THE REQUEST:
Print each line of the listing once more, precisely as given.

Stored entries:
________________
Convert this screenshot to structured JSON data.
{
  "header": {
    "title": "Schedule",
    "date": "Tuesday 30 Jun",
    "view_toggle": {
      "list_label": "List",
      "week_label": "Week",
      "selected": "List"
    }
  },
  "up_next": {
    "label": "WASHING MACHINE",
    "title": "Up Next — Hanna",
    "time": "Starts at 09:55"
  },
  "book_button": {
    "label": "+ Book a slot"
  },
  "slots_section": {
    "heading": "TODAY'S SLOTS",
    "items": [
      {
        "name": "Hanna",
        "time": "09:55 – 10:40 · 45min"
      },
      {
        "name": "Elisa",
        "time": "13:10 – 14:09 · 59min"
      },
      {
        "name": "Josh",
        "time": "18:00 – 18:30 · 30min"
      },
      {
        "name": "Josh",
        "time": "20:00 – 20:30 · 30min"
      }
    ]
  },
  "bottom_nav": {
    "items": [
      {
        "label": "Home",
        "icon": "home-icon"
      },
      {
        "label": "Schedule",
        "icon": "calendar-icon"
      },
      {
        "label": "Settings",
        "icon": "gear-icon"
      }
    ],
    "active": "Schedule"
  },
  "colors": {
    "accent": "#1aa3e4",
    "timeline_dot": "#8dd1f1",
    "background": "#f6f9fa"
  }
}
________________
SOLVED EXERCISE:
Convert this screenshot to structured JSON data.
{
  "header": {
    "title": "Schedule",
    "date": "Tuesday 30 Jun",
    "view_toggle": {
      "list_label": "List",
      "week_label": "Week",
      "selected": "List"
    }
  },
  "up_next": {
    "label": "WASHING MACHINE",
    "title": "Up Next — Hanna",
    "time": "Starts at 09:55"
  },
  "book_button": {
    "label": "+ Book a slot"
  },
  "slots_section": {
    "heading": "TODAY'S SLOTS",
    "items": [
      {
        "name": "Hanna",
        "time": "09:55 – 10:40 · 45min"
      },
      {
        "name": "Elisa",
        "time": "13:10 – 14:09 · 59min"
      },
      {
        "name": "Josh",
        "time": "18:00 – 18:30 · 30min"
      },
      {
        "name": "Josh",
        "time": "20:00 – 20:30 · 30min"
      }
    ]
  },
  "bottom_nav": {
    "items": [
      {
        "label": "Home",
        "icon": "home-icon"
      },
      {
        "label": "Schedule",
        "icon": "calendar-icon"
      },
      {
        "label": "Settings",
        "icon": "gear-icon"
      }
    ],
    "active": "Schedule"
  },
  "colors": {
    "accent": "#1aa3e4",
    "timeline_dot": "#8dd1f1",
    "background": "#f6f9fa"
  }
}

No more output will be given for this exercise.